Goal: Reproduce each record exactly.

[Collected data entries]
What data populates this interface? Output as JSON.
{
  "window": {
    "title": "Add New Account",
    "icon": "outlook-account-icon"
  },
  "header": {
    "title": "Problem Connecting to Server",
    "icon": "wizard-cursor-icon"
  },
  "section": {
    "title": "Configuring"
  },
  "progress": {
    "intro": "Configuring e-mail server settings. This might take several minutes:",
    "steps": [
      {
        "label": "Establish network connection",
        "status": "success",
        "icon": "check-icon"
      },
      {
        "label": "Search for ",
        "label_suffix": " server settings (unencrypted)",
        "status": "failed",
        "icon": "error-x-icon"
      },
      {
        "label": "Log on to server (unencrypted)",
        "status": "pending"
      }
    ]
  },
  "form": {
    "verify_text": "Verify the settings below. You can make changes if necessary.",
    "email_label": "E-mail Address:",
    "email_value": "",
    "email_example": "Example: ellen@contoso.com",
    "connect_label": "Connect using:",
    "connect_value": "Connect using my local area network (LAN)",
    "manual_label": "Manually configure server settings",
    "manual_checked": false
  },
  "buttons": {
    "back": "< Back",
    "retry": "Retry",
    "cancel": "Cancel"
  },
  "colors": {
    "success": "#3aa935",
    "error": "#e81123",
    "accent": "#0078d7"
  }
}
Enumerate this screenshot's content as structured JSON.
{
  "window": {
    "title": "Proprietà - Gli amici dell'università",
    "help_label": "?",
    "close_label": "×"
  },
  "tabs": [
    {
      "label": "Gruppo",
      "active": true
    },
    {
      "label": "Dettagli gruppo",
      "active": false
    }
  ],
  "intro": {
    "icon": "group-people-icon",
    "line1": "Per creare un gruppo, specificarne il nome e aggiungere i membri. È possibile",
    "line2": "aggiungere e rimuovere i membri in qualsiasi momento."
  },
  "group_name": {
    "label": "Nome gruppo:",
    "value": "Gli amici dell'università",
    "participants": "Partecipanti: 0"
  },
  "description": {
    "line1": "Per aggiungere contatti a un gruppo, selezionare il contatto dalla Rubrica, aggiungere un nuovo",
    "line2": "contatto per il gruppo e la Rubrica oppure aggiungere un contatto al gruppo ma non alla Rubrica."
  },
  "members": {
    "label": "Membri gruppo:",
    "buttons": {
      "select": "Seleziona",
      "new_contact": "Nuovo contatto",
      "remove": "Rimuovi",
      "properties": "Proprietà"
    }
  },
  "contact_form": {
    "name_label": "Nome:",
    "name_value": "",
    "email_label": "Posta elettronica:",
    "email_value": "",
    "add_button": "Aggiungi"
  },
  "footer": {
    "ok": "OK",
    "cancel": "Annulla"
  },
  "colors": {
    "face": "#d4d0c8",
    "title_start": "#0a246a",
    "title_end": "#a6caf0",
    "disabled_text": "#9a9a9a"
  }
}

Answer for the task:
What data populates this interface? Output as JSON.
{
  "window": {
    "title": "Add New Account",
    "icon": "outlook-account-icon"
  },
  "header": {
    "title": "Problem Connecting to Server",
    "icon": "wizard-cursor-icon"
  },
  "section": {
    "title": "Configuring"
  },
  "progress": {
    "intro": "Configuring e-mail server settings. This might take several minutes:",
    "steps": [
      {
        "label": "Establish network connection",
        "status": "success",
        "icon": "check-icon"
      },
      {
        "label": "Search for ",
        "label_suffix": " server settings (unencrypted)",
        "status": "failed",
        "icon": "error-x-icon"
      },
      {
        "label": "Log on to server (unencrypted)",
        "status": "pending"
      }
    ]
  },
  "form": {
    "verify_text": "Verify the settings below. You can make changes if necessary.",
    "email_label": "E-mail Address:",
    "email_value": "",
    "email_example": "Example: ellen@contoso.com",
    "connect_label": "Connect using:",
    "connect_value": "Connect using my local area network (LAN)",
    "manual_label": "Manually configure server settings",
    "manual_checked": false
  },
  "buttons": {
    "back": "< Back",
    "retry": "Retry",
    "cancel": "Cancel"
  },
  "colors": {
    "success": "#3aa935",
    "error": "#e81123",
    "accent": "#0078d7"
  }
}
Enumerate this screenshot's content as structured JSON.
{
  "window": {
    "title": "Proprietà - Gli amici dell'università",
    "help_label": "?",
    "close_label": "×"
  },
  "tabs": [
    {
      "label": "Gruppo",
      "active": true
    },
    {
      "label": "Dettagli gruppo",
      "active": false
    }
  ],
  "intro": {
    "icon": "group-people-icon",
    "line1": "Per creare un gruppo, specificarne il nome e aggiungere i membri. È possibile",
    "line2": "aggiungere e rimuovere i membri in qualsiasi momento."
  },
  "group_name": {
    "label": "Nome gruppo:",
    "value": "Gli amici dell'università",
    "participants": "Partecipanti: 0"
  },
  "description": {
    "line1": "Per aggiungere contatti a un gruppo, selezionare il contatto dalla Rubrica, aggiungere un nuovo",
    "line2": "contatto per il gruppo e la Rubrica oppure aggiungere un contatto al gruppo ma non alla Rubrica."
  },
  "members": {
    "label": "Membri gruppo:",
    "buttons": {
      "select": "Seleziona",
      "new_contact": "Nuovo contatto",
      "remove": "Rimuovi",
      "properties": "Proprietà"
    }
  },
  "contact_form": {
    "name_label": "Nome:",
    "name_value": "",
    "email_label": "Posta elettronica:",
    "email_value": "",
    "add_button": "Aggiungi"
  },
  "footer": {
    "ok": "OK",
    "cancel": "Annulla"
  },
  "colors": {
    "face": "#d4d0c8",
    "title_start": "#0a246a",
    "title_end": "#a6caf0",
    "disabled_text": "#9a9a9a"
  }
}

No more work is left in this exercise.